GOAL » Find each line holding the word "Power" and give the number of such lines, nothing else.

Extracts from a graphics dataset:

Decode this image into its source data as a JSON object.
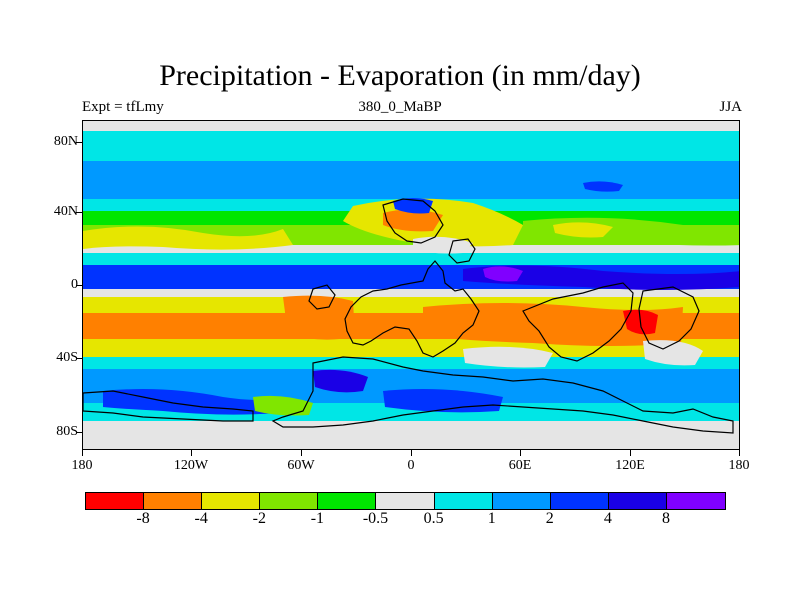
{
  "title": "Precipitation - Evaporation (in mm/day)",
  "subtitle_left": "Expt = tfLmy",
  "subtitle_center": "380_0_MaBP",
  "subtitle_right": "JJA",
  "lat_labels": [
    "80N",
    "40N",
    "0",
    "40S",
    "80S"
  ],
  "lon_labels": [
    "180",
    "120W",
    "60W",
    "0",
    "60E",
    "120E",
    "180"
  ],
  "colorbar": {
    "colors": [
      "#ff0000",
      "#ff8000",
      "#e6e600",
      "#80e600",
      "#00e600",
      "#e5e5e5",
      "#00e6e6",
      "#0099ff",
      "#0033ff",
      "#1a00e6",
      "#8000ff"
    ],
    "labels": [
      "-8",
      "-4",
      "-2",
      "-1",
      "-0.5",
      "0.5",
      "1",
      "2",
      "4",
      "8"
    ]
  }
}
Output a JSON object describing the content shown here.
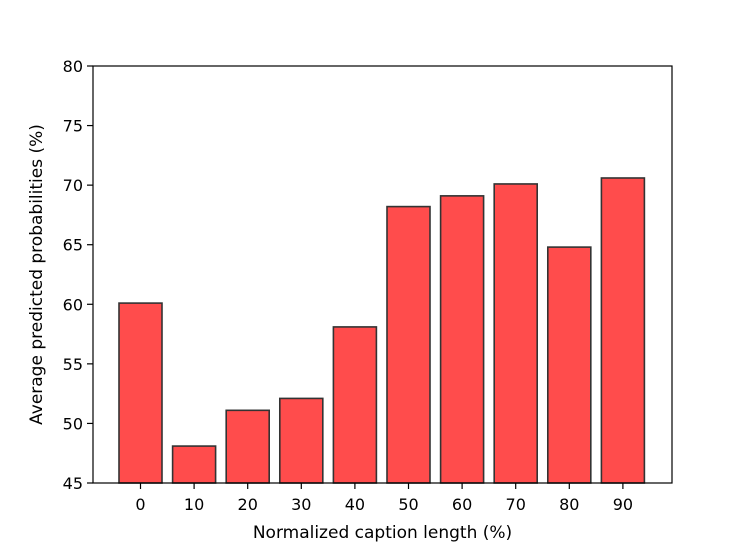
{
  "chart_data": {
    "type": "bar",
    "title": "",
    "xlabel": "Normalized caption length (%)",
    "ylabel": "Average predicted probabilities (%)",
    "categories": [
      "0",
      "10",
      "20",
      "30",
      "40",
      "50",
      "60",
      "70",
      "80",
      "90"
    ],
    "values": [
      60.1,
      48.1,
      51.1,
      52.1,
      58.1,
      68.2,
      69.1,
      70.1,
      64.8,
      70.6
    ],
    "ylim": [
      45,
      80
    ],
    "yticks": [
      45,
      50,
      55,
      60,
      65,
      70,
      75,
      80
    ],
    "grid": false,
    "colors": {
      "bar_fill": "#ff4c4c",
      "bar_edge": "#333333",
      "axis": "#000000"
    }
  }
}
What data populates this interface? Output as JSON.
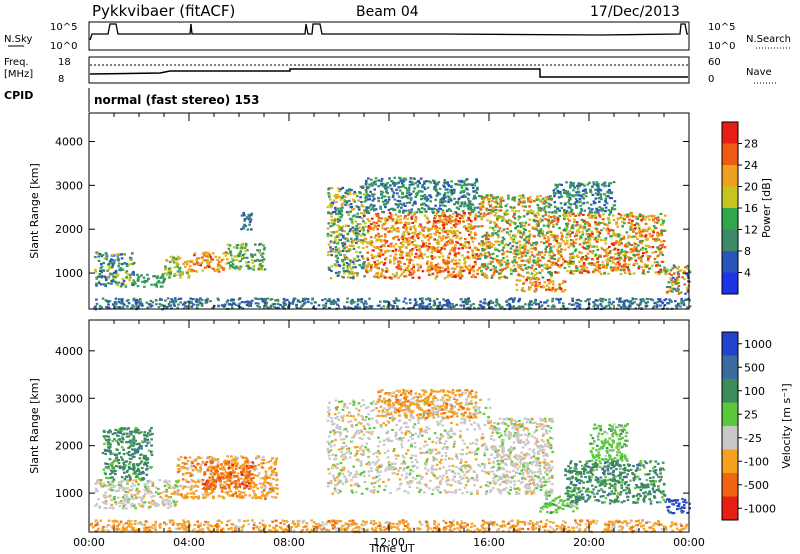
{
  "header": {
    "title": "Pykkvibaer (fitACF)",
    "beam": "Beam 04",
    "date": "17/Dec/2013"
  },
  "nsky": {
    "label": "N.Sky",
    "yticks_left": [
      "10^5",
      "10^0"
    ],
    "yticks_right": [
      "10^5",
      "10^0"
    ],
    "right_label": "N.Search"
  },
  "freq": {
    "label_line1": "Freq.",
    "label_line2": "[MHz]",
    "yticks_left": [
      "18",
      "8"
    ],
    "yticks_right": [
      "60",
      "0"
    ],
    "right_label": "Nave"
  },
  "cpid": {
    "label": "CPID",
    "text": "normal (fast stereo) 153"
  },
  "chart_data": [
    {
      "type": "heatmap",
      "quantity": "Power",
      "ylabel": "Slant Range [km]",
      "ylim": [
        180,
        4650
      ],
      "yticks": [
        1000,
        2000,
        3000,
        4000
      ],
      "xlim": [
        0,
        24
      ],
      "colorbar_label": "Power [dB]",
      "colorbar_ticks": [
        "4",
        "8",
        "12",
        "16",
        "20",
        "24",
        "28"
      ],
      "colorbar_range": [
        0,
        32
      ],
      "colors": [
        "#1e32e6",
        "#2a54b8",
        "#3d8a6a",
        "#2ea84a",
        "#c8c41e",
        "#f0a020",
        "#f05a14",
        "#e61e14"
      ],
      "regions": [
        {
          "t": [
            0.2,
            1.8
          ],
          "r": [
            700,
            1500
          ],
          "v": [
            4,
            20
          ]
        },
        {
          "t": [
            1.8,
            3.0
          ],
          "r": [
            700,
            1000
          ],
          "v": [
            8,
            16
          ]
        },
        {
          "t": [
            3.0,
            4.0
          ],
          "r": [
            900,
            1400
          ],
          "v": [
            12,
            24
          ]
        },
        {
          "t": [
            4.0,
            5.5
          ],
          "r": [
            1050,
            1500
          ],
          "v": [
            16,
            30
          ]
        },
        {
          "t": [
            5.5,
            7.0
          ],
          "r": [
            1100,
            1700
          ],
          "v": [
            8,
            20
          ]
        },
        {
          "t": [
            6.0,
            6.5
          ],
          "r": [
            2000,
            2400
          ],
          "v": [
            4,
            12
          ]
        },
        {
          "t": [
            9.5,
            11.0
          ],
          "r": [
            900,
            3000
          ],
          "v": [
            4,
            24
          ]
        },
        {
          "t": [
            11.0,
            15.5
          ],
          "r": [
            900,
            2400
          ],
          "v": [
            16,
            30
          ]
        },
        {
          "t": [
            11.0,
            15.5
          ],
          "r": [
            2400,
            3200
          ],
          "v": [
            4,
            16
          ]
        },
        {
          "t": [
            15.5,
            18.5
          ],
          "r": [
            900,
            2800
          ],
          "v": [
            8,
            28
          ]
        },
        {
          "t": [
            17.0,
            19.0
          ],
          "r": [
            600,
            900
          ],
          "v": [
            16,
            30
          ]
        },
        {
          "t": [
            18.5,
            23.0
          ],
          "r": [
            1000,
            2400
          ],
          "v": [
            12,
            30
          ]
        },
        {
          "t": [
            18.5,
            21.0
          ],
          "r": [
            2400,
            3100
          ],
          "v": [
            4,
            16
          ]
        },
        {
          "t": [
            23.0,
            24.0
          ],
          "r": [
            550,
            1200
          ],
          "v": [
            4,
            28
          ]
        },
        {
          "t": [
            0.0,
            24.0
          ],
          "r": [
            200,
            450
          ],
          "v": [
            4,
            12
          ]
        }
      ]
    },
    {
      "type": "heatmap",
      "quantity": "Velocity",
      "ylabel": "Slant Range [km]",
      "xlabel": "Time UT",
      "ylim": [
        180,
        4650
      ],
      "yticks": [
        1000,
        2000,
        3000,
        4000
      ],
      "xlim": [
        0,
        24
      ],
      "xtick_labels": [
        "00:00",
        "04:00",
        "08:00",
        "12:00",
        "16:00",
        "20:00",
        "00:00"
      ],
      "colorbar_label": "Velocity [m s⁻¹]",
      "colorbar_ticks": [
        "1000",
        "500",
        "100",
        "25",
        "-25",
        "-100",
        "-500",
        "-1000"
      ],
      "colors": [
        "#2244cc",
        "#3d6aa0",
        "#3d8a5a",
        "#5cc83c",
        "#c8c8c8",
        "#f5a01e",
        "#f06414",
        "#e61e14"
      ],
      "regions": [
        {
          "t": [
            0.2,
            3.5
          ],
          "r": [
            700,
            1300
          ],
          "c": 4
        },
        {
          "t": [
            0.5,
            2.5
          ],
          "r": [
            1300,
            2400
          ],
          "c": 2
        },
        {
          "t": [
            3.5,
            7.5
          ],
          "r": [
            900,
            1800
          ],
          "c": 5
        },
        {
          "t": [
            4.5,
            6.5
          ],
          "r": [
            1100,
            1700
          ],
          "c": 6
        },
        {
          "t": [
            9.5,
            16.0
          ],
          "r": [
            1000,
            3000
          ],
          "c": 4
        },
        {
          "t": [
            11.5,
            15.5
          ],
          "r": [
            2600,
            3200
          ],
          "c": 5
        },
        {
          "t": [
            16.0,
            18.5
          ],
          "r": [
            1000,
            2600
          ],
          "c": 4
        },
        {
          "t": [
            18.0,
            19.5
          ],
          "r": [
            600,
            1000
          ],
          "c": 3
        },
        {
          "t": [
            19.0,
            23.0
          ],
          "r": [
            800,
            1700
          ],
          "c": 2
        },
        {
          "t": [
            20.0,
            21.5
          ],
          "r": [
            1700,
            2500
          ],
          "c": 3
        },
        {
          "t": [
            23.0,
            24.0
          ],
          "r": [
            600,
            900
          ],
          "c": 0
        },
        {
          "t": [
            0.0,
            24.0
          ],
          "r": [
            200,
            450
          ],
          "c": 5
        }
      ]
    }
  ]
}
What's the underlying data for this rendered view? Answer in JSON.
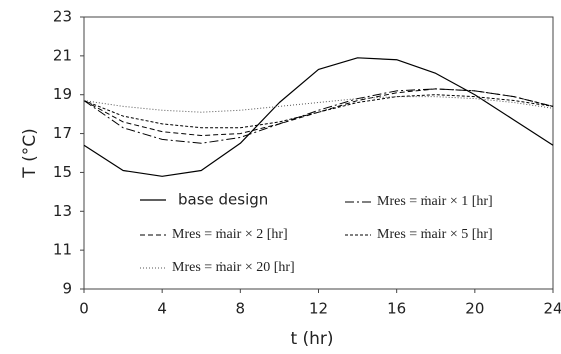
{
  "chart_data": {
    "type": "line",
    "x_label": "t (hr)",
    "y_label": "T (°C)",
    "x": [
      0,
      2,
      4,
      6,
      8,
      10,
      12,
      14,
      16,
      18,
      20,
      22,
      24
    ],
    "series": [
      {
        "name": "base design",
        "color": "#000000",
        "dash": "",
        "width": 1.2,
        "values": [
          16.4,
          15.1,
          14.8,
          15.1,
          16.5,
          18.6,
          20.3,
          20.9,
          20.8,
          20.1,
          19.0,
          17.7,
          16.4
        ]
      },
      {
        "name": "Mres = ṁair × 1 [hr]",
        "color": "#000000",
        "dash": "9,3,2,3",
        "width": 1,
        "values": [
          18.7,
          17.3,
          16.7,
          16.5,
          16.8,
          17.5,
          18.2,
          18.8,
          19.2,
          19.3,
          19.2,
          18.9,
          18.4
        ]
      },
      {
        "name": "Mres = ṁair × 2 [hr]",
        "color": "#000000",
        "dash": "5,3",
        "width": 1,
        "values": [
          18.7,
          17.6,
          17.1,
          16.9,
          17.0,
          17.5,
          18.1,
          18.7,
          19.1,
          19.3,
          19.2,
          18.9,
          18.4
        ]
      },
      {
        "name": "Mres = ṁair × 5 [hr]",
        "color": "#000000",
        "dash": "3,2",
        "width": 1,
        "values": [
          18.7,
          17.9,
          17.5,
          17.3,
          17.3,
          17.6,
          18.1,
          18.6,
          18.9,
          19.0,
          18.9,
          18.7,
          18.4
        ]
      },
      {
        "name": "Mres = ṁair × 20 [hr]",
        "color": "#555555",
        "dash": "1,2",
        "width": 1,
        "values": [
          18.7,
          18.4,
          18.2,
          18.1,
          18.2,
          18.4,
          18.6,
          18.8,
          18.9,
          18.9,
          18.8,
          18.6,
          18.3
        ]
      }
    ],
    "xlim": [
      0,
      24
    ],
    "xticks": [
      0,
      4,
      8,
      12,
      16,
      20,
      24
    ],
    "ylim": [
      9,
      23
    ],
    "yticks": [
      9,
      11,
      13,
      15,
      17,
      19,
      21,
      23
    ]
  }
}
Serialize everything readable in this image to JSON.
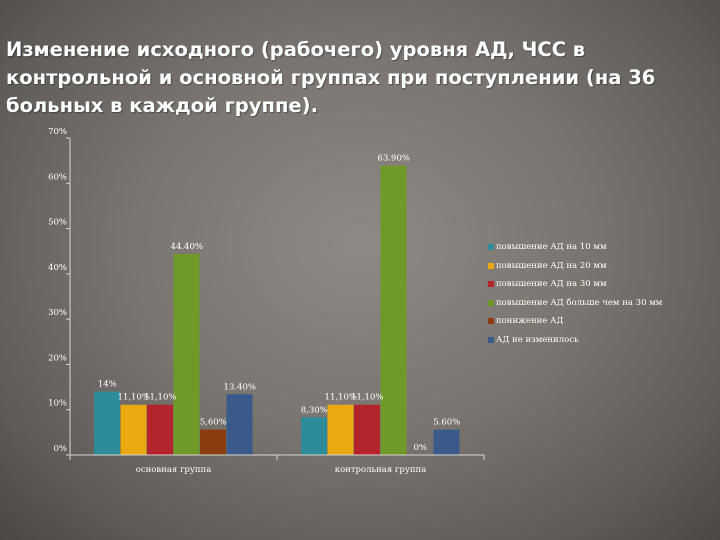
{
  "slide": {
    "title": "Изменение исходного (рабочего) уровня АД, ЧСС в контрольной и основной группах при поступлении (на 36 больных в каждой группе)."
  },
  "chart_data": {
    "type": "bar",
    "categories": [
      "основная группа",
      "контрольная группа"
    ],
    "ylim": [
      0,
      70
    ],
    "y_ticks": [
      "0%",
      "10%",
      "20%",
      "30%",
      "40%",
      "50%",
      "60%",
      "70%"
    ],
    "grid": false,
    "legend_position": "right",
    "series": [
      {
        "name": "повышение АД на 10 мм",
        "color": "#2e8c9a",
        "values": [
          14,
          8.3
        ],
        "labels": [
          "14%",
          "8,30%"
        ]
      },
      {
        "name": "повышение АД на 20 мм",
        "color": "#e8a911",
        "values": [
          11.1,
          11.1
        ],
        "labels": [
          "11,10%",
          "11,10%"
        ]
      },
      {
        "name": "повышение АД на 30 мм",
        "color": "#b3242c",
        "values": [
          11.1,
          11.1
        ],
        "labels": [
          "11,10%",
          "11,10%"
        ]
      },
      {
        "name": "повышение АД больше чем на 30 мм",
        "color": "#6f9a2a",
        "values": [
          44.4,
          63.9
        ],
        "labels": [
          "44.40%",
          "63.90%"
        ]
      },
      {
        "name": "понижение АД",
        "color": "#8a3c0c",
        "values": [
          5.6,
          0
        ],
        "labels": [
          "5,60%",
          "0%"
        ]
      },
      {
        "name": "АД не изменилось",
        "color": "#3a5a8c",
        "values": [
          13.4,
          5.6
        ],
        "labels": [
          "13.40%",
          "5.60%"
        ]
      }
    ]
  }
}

THE ANSWER » 2